**Requirements**
Gather every line that includes the word "only", please.

**Extracted data**

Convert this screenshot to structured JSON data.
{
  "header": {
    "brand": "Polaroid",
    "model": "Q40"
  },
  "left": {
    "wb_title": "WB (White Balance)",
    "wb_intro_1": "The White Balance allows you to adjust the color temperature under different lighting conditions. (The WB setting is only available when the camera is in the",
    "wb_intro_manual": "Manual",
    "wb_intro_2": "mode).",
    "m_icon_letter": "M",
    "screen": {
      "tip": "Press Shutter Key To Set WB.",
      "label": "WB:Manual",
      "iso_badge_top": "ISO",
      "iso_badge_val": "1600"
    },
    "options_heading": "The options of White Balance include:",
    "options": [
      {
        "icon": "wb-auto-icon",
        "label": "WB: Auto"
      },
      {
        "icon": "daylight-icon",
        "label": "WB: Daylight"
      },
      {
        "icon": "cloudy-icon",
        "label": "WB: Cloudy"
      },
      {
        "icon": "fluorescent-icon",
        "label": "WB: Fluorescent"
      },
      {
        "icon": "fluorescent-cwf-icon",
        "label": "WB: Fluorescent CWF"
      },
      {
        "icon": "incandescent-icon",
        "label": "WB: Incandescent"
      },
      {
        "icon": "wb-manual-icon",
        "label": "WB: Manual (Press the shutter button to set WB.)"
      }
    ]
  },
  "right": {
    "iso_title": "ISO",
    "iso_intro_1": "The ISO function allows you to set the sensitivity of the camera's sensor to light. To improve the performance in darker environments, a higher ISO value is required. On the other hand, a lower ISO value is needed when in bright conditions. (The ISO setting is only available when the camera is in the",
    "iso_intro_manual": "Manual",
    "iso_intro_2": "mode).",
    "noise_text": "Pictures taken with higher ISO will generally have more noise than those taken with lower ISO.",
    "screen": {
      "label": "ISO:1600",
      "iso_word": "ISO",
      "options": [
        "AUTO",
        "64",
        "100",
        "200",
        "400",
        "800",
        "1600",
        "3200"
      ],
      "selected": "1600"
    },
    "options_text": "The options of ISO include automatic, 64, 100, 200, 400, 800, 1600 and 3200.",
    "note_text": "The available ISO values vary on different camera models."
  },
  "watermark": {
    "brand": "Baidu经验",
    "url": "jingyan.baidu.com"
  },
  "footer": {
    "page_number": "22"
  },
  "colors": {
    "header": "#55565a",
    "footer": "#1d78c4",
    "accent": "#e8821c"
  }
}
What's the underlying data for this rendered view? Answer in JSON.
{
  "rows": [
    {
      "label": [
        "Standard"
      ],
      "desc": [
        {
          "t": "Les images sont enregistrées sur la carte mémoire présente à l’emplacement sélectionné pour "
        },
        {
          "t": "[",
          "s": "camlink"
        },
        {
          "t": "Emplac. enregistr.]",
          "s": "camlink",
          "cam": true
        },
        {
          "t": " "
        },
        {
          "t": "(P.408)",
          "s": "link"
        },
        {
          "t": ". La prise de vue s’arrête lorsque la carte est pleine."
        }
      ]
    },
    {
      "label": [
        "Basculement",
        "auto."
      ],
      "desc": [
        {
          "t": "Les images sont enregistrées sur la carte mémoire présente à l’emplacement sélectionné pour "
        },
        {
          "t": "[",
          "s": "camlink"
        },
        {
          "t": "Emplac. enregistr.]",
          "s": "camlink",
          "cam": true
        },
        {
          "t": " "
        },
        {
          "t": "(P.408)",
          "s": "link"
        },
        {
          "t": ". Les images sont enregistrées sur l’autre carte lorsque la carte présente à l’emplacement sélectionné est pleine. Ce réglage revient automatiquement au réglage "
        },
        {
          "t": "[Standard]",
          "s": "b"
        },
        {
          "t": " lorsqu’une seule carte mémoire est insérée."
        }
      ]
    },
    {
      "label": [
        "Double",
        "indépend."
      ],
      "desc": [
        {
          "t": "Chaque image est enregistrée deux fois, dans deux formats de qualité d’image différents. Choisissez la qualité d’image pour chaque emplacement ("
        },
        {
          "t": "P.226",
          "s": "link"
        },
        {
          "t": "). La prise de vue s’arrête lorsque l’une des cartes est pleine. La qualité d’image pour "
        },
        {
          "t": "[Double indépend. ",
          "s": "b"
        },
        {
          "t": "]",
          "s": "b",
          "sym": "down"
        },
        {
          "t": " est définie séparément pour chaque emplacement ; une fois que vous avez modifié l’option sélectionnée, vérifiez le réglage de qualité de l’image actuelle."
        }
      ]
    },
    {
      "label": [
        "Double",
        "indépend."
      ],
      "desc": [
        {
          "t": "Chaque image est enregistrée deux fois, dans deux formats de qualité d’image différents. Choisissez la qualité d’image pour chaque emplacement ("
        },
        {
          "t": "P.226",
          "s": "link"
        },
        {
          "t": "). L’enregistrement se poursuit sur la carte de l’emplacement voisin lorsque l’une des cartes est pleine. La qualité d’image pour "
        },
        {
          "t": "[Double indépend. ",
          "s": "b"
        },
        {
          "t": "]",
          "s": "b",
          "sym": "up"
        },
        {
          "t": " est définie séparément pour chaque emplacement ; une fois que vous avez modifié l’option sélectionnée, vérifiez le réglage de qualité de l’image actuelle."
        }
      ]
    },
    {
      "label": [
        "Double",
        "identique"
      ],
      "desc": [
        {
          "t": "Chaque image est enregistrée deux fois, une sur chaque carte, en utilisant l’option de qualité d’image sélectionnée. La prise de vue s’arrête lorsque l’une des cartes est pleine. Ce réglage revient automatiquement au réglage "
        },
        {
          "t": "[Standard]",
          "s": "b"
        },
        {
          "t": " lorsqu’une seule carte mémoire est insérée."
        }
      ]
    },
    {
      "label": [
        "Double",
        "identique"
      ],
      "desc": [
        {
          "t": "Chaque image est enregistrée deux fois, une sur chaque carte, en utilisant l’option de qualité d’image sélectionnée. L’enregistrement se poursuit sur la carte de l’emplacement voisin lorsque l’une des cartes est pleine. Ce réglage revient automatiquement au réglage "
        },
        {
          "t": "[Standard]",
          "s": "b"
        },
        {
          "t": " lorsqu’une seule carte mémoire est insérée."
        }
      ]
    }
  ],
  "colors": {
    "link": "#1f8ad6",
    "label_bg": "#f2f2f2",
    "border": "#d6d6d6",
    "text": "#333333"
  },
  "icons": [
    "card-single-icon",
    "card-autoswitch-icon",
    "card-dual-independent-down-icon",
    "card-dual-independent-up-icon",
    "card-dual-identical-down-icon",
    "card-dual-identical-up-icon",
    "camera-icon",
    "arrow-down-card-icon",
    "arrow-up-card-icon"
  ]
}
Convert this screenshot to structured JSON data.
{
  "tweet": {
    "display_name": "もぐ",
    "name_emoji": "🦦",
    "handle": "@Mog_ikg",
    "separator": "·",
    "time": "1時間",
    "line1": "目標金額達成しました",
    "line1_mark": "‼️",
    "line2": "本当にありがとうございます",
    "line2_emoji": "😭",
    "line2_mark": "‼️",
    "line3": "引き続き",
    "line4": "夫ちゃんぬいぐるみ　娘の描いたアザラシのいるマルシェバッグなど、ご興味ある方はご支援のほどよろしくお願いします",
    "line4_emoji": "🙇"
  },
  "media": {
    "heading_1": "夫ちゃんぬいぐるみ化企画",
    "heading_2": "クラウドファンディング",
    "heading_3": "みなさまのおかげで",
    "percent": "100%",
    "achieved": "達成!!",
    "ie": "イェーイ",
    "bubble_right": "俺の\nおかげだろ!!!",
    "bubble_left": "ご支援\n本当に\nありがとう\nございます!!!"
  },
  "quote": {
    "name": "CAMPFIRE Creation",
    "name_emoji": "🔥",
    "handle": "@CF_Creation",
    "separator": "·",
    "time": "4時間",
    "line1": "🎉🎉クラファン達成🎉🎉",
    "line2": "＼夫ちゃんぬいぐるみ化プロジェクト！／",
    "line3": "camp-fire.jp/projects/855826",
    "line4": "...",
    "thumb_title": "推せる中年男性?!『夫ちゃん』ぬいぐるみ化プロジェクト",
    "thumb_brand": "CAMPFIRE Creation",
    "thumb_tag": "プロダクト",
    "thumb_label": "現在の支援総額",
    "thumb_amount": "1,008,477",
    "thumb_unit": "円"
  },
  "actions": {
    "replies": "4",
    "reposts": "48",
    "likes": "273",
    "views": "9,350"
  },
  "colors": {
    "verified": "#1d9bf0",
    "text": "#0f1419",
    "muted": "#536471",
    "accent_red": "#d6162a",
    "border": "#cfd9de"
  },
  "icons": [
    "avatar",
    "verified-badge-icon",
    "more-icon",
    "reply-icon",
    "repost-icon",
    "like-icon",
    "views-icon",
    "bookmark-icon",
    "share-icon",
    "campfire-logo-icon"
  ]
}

**Full response**
    "wb_intro_1": "The White Balance allows you to adjust the color temperature under different lighting conditions. (The WB setting is only available when the camera is in the",
    "iso_intro_1": "The ISO function allows you to set the sensitivity of the camera's sensor to light. To improve the performance in darker environments, a higher ISO value is required. On the other hand, a lower ISO value is needed when in bright conditions. (The ISO setting is only available when the camera is in the",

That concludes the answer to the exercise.